**Provided data**
============================================================

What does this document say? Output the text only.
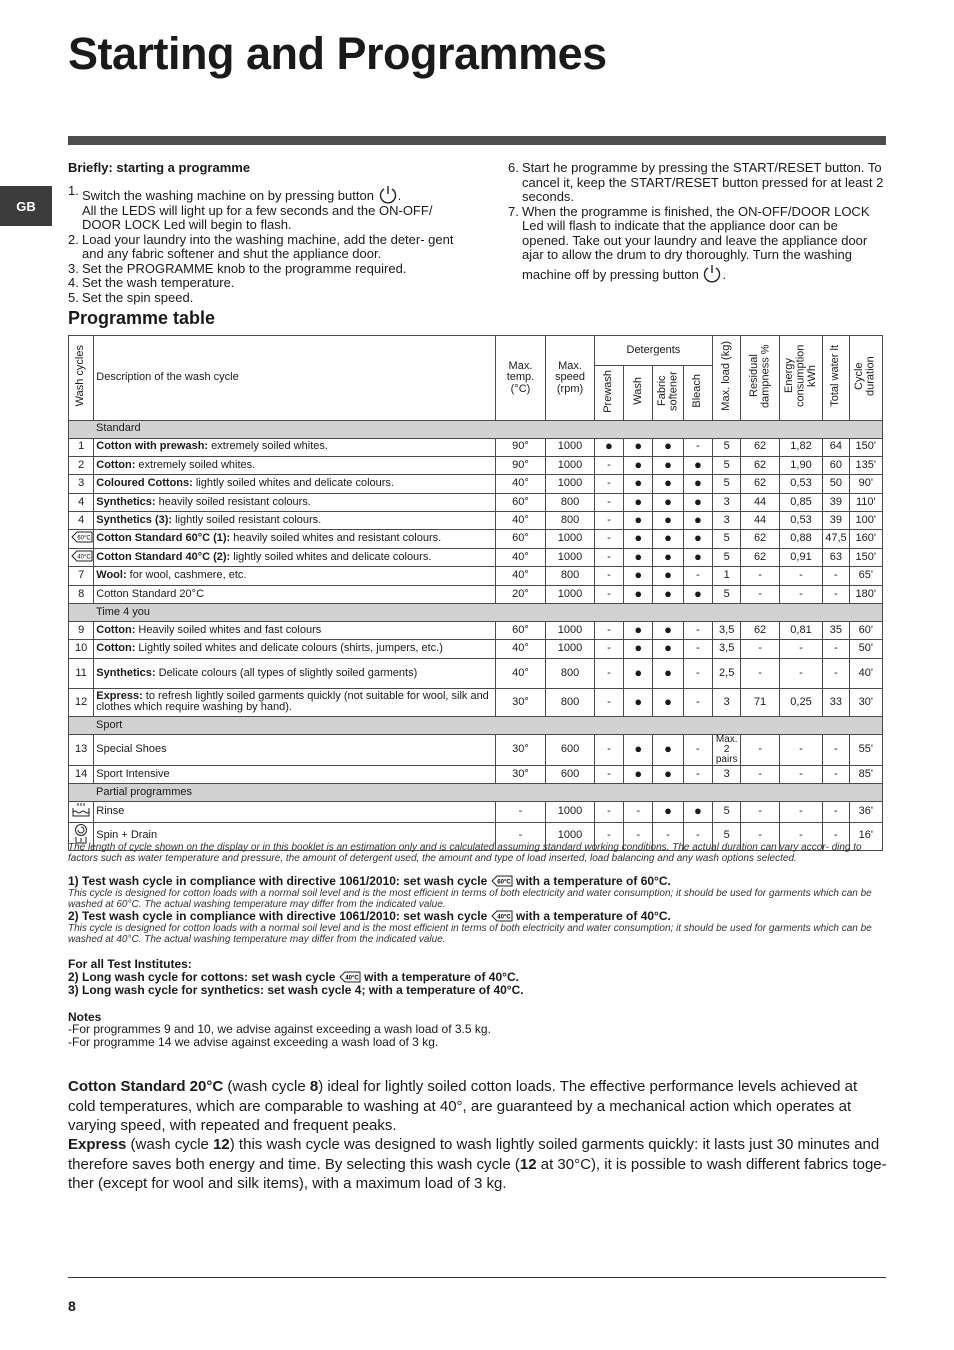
Starting and Programmes
GB
Briefly: starting a programme
1. Switch the washing machine on by pressing button .
All the LEDS will light up for a few seconds and the ON-OFF/ DOOR LOCK Led will begin to flash.
2. Load your laundry into the washing machine, add the deter- gent and any fabric softener and shut the appliance door.
3. Set the PROGRAMME knob to the programme required.
4. Set the wash temperature.
5. Set the spin speed.
6. Start he programme by pressing the START/RESET button. To cancel it, keep the START/RESET button pressed for at least 2 seconds.
7. When the programme is finished, the ON-OFF/DOOR LOCK Led will flash to indicate that the appliance door can be opened. Take out your laundry and leave the appliance door ajar to allow the drum to dry thoroughly. Turn the washing machine off by pressing button .
Programme table
Wash cycles	Description of the wash cycle	Max. temp. (°C)	Max. speed (rpm)	Detergents				Max. load (kg)	Residual dampness %	Energy consumption kWh	Total water lt	Cycle duration
				Prewash	Wash	Fabric softener	Bleach					
Standard												
1	Cotton with prewash: extremely soiled whites.	90°	1000	●	●	●	-	5	62	1,82	64	150'
2	Cotton: extremely soiled whites.	90°	1000	-	●	●	●	5	62	1,90	60	135'
3	Coloured Cottons: lightly soiled whites and delicate colours.	40°	1000	-	●	●	●	5	62	0,53	50	90'
4	Synthetics: heavily soiled resistant colours.	60°	800	-	●	●	●	3	44	0,85	39	110'
4	Synthetics (3): lightly soiled resistant colours.	40°	800	-	●	●	●	3	44	0,53	39	100'

60°C	Cotton Standard 60°C (1): heavily soiled whites and resistant colours.	60°	1000	-	●	●	●	5	62	0,88	47,5	160'

40°C	Cotton Standard 40°C (2): lightly soiled whites and delicate colours.	40°	1000	-	●	●	●	5	62	0,91	63	150'
7	Wool: for wool, cashmere, etc.	40°	800	-	●	●	-	1	-	-	-	65'
8	Cotton Standard 20°C	20°	1000	-	●	●	●	5	-	-	-	180'
Time 4 you												
9	Cotton: Heavily soiled whites and fast colours	60°	1000	-	●	●	-	3,5	62	0,81	35	60'
10	Cotton: Lightly soiled whites and delicate colours (shirts, jumpers, etc.)	40°	1000	-	●	●	-	3,5	-	-	-	50'
11	Synthetics: Delicate colours (all types of slightly soiled garments)	40°	800	-	●	●	-	2,5	-	-	-	40'
12	Express: to refresh lightly soiled garments quickly (not suitable for wool, silk and clothes which require washing by hand).	30°	800	-	●	●	-	3	71	0,25	33	30'
Sport												
13	Special Shoes	30°	600	-	●	●	-	Max. 2 pairs	-	-	-	55'
14	Sport Intensive	30°	600	-	●	●	-	3	-	-	-	85'
Partial programmes												
	Rinse	-	1000	-	-	●	●	5	-	-	-	36'
	Spin + Drain	-	1000	-	-	-	-	5	-	-	-	16'
The length of cycle shown on the display or in this booklet is an estimation only and is calculated assuming standard working conditions. The actual duration can vary accor- ding to factors such as water temperature and pressure, the amount of detergent used, the amount and type of load inserted, load balancing and any wash options selected.
1) Test wash cycle in compliance with directive 1061/2010: set wash cycle 60°C with a temperature of 60°C.
This cycle is designed for cotton loads with a normal soil level and is the most efficient in terms of both electricity and water consumption; it should be used for garments which can be washed at 60°C. The actual washing temperature may differ from the indicated value.
2) Test wash cycle in compliance with directive 1061/2010: set wash cycle 40°C with a temperature of 40°C.
This cycle is designed for cotton loads with a normal soil level and is the most efficient in terms of both electricity and water consumption; it should be used for garments which can be washed at 40°C. The actual washing temperature may differ from the indicated value.
For all Test Institutes:
2) Long wash cycle for cottons: set wash cycle 40°C with a temperature of 40°C.
3) Long wash cycle for synthetics: set wash cycle 4; with a temperature of 40°C.
Notes
-For programmes 9 and 10, we advise against exceeding a wash load of 3.5 kg.
-For programme 14 we advise against exceeding a wash load of 3 kg.
Cotton Standard 20°C (wash cycle 8) ideal for lightly soiled cotton loads. The effective performance levels achieved at cold temperatures, which are comparable to washing at 40°, are guaranteed by a mechanical action which operates at varying speed, with repeated and frequent peaks.
Express (wash cycle 12) this wash cycle was designed to wash lightly soiled garments quickly: it lasts just 30 minutes and therefore saves both energy and time. By selecting this wash cycle (12 at 30°C), it is possible to wash different fabrics toge- ther (except for wool and silk items), with a maximum load of 3 kg.
8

============================================================

Check each line of the records above for the string "indicated", and report every line that has it.

This cycle is designed for cotton loads with a normal soil level and is the most efficient in terms of both electricity and water consumption; it should be used for garments which can be washed at 60°C. The actual washing temperature may differ from the indicated value.
This cycle is designed for cotton loads with a normal soil level and is the most efficient in terms of both electricity and water consumption; it should be used for garments which can be washed at 40°C. The actual washing temperature may differ from the indicated value.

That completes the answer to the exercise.